Collected data entries:
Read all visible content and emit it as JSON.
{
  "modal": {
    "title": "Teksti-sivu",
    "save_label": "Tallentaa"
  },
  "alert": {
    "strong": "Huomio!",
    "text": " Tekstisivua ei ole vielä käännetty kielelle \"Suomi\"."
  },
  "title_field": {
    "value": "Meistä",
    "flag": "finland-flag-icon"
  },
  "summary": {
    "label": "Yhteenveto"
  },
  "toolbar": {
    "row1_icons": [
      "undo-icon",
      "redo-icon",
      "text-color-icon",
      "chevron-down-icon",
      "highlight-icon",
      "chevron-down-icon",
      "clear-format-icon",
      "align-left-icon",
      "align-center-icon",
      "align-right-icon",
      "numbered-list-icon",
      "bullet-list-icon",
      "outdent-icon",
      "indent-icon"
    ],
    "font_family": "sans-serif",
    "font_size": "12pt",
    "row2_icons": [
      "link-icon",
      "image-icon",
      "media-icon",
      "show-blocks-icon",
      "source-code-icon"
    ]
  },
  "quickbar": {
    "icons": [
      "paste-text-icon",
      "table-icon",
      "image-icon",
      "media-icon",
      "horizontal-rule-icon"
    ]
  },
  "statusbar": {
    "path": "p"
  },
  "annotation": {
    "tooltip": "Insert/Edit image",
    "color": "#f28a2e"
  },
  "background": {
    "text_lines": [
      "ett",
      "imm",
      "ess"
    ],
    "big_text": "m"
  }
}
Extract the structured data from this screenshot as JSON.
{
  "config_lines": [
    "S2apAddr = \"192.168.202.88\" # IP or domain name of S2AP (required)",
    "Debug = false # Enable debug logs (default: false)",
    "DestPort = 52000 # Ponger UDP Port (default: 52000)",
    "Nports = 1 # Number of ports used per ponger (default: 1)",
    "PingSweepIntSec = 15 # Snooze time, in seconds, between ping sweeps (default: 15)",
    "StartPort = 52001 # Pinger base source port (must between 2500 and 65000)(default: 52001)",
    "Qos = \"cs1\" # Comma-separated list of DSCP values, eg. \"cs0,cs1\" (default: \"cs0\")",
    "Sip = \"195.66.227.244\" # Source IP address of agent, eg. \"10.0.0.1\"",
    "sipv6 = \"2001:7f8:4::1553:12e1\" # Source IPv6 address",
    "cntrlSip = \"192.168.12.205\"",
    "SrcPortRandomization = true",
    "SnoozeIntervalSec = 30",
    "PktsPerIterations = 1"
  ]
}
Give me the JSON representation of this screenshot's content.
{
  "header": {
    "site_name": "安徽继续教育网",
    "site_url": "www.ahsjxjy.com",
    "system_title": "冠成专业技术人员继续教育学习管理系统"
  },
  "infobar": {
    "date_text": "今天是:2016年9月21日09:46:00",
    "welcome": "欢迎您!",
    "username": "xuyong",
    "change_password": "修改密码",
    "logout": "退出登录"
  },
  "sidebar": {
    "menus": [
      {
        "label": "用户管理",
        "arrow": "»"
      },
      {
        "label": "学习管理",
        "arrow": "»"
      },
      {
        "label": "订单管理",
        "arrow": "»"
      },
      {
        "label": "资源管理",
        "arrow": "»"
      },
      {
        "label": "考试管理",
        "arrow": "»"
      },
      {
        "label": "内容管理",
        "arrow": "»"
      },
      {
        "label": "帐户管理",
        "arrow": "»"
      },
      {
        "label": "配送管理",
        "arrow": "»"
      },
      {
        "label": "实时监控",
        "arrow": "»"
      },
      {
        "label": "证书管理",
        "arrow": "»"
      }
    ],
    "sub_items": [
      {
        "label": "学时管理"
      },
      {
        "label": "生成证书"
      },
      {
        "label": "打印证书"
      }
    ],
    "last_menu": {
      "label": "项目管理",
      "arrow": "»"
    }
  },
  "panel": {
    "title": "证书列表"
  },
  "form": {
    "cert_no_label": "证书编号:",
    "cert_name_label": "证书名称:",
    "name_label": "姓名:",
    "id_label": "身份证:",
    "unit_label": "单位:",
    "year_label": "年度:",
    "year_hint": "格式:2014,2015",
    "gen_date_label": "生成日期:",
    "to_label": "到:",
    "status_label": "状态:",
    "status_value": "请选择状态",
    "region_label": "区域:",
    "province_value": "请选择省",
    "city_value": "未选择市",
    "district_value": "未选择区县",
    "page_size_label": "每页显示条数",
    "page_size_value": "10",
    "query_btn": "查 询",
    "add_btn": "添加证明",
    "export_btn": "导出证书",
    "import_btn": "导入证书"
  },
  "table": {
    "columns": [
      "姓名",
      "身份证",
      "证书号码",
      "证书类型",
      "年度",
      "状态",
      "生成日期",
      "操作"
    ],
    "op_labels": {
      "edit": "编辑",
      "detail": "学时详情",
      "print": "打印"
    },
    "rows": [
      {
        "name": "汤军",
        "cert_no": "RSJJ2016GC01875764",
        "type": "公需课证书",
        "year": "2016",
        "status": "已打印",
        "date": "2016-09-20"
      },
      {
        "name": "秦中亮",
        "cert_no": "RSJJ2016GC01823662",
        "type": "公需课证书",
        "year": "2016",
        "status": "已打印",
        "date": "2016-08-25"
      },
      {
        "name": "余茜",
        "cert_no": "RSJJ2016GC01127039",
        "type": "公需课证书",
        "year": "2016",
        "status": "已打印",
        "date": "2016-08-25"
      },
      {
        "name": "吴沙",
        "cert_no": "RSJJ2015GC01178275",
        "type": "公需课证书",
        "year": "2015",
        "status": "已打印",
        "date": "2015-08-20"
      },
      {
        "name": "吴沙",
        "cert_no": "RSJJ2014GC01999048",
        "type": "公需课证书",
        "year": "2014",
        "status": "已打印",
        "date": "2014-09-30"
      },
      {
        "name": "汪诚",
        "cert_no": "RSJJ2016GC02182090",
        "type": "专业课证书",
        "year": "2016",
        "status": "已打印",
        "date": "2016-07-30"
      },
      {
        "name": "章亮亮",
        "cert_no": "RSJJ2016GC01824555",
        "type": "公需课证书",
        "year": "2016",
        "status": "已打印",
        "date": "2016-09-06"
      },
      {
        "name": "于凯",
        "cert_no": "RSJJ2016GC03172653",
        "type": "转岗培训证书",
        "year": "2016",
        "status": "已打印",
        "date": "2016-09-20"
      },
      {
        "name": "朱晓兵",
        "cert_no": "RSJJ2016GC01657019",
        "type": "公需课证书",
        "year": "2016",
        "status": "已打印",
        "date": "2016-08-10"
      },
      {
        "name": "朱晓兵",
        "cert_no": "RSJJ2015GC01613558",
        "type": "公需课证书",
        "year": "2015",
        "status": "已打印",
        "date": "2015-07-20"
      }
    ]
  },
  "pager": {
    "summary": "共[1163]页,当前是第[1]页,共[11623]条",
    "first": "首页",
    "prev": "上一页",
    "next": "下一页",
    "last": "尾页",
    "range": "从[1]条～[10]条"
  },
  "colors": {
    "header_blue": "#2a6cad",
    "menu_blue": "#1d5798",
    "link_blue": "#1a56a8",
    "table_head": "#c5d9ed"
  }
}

■ Stated problem
Output the listing above without altering a single character.

■ Output
Read all visible content and emit it as JSON.
{
  "modal": {
    "title": "Teksti-sivu",
    "save_label": "Tallentaa"
  },
  "alert": {
    "strong": "Huomio!",
    "text": " Tekstisivua ei ole vielä käännetty kielelle \"Suomi\"."
  },
  "title_field": {
    "value": "Meistä",
    "flag": "finland-flag-icon"
  },
  "summary": {
    "label": "Yhteenveto"
  },
  "toolbar": {
    "row1_icons": [
      "undo-icon",
      "redo-icon",
      "text-color-icon",
      "chevron-down-icon",
      "highlight-icon",
      "chevron-down-icon",
      "clear-format-icon",
      "align-left-icon",
      "align-center-icon",
      "align-right-icon",
      "numbered-list-icon",
      "bullet-list-icon",
      "outdent-icon",
      "indent-icon"
    ],
    "font_family": "sans-serif",
    "font_size": "12pt",
    "row2_icons": [
      "link-icon",
      "image-icon",
      "media-icon",
      "show-blocks-icon",
      "source-code-icon"
    ]
  },
  "quickbar": {
    "icons": [
      "paste-text-icon",
      "table-icon",
      "image-icon",
      "media-icon",
      "horizontal-rule-icon"
    ]
  },
  "statusbar": {
    "path": "p"
  },
  "annotation": {
    "tooltip": "Insert/Edit image",
    "color": "#f28a2e"
  },
  "background": {
    "text_lines": [
      "ett",
      "imm",
      "ess"
    ],
    "big_text": "m"
  }
}
Extract the structured data from this screenshot as JSON.
{
  "config_lines": [
    "S2apAddr = \"192.168.202.88\" # IP or domain name of S2AP (required)",
    "Debug = false # Enable debug logs (default: false)",
    "DestPort = 52000 # Ponger UDP Port (default: 52000)",
    "Nports = 1 # Number of ports used per ponger (default: 1)",
    "PingSweepIntSec = 15 # Snooze time, in seconds, between ping sweeps (default: 15)",
    "StartPort = 52001 # Pinger base source port (must between 2500 and 65000)(default: 52001)",
    "Qos = \"cs1\" # Comma-separated list of DSCP values, eg. \"cs0,cs1\" (default: \"cs0\")",
    "Sip = \"195.66.227.244\" # Source IP address of agent, eg. \"10.0.0.1\"",
    "sipv6 = \"2001:7f8:4::1553:12e1\" # Source IPv6 address",
    "cntrlSip = \"192.168.12.205\"",
    "SrcPortRandomization = true",
    "SnoozeIntervalSec = 30",
    "PktsPerIterations = 1"
  ]
}
Give me the JSON representation of this screenshot's content.
{
  "header": {
    "site_name": "安徽继续教育网",
    "site_url": "www.ahsjxjy.com",
    "system_title": "冠成专业技术人员继续教育学习管理系统"
  },
  "infobar": {
    "date_text": "今天是:2016年9月21日09:46:00",
    "welcome": "欢迎您!",
    "username": "xuyong",
    "change_password": "修改密码",
    "logout": "退出登录"
  },
  "sidebar": {
    "menus": [
      {
        "label": "用户管理",
        "arrow": "»"
      },
      {
        "label": "学习管理",
        "arrow": "»"
      },
      {
        "label": "订单管理",
        "arrow": "»"
      },
      {
        "label": "资源管理",
        "arrow": "»"
      },
      {
        "label": "考试管理",
        "arrow": "»"
      },
      {
        "label": "内容管理",
        "arrow": "»"
      },
      {
        "label": "帐户管理",
        "arrow": "»"
      },
      {
        "label": "配送管理",
        "arrow": "»"
      },
      {
        "label": "实时监控",
        "arrow": "»"
      },
      {
        "label": "证书管理",
        "arrow": "»"
      }
    ],
    "sub_items": [
      {
        "label": "学时管理"
      },
      {
        "label": "生成证书"
      },
      {
        "label": "打印证书"
      }
    ],
    "last_menu": {
      "label": "项目管理",
      "arrow": "»"
    }
  },
  "panel": {
    "title": "证书列表"
  },
  "form": {
    "cert_no_label": "证书编号:",
    "cert_name_label": "证书名称:",
    "name_label": "姓名:",
    "id_label": "身份证:",
    "unit_label": "单位:",
    "year_label": "年度:",
    "year_hint": "格式:2014,2015",
    "gen_date_label": "生成日期:",
    "to_label": "到:",
    "status_label": "状态:",
    "status_value": "请选择状态",
    "region_label": "区域:",
    "province_value": "请选择省",
    "city_value": "未选择市",
    "district_value": "未选择区县",
    "page_size_label": "每页显示条数",
    "page_size_value": "10",
    "query_btn": "查 询",
    "add_btn": "添加证明",
    "export_btn": "导出证书",
    "import_btn": "导入证书"
  },
  "table": {
    "columns": [
      "姓名",
      "身份证",
      "证书号码",
      "证书类型",
      "年度",
      "状态",
      "生成日期",
      "操作"
    ],
    "op_labels": {
      "edit": "编辑",
      "detail": "学时详情",
      "print": "打印"
    },
    "rows": [
      {
        "name": "汤军",
        "cert_no": "RSJJ2016GC01875764",
        "type": "公需课证书",
        "year": "2016",
        "status": "已打印",
        "date": "2016-09-20"
      },
      {
        "name": "秦中亮",
        "cert_no": "RSJJ2016GC01823662",
        "type": "公需课证书",
        "year": "2016",
        "status": "已打印",
        "date": "2016-08-25"
      },
      {
        "name": "余茜",
        "cert_no": "RSJJ2016GC01127039",
        "type": "公需课证书",
        "year": "2016",
        "status": "已打印",
        "date": "2016-08-25"
      },
      {
        "name": "吴沙",
        "cert_no": "RSJJ2015GC01178275",
        "type": "公需课证书",
        "year": "2015",
        "status": "已打印",
        "date": "2015-08-20"
      },
      {
        "name": "吴沙",
        "cert_no": "RSJJ2014GC01999048",
        "type": "公需课证书",
        "year": "2014",
        "status": "已打印",
        "date": "2014-09-30"
      },
      {
        "name": "汪诚",
        "cert_no": "RSJJ2016GC02182090",
        "type": "专业课证书",
        "year": "2016",
        "status": "已打印",
        "date": "2016-07-30"
      },
      {
        "name": "章亮亮",
        "cert_no": "RSJJ2016GC01824555",
        "type": "公需课证书",
        "year": "2016",
        "status": "已打印",
        "date": "2016-09-06"
      },
      {
        "name": "于凯",
        "cert_no": "RSJJ2016GC03172653",
        "type": "转岗培训证书",
        "year": "2016",
        "status": "已打印",
        "date": "2016-09-20"
      },
      {
        "name": "朱晓兵",
        "cert_no": "RSJJ2016GC01657019",
        "type": "公需课证书",
        "year": "2016",
        "status": "已打印",
        "date": "2016-08-10"
      },
      {
        "name": "朱晓兵",
        "cert_no": "RSJJ2015GC01613558",
        "type": "公需课证书",
        "year": "2015",
        "status": "已打印",
        "date": "2015-07-20"
      }
    ]
  },
  "pager": {
    "summary": "共[1163]页,当前是第[1]页,共[11623]条",
    "first": "首页",
    "prev": "上一页",
    "next": "下一页",
    "last": "尾页",
    "range": "从[1]条～[10]条"
  },
  "colors": {
    "header_blue": "#2a6cad",
    "menu_blue": "#1d5798",
    "link_blue": "#1a56a8",
    "table_head": "#c5d9ed"
  }
}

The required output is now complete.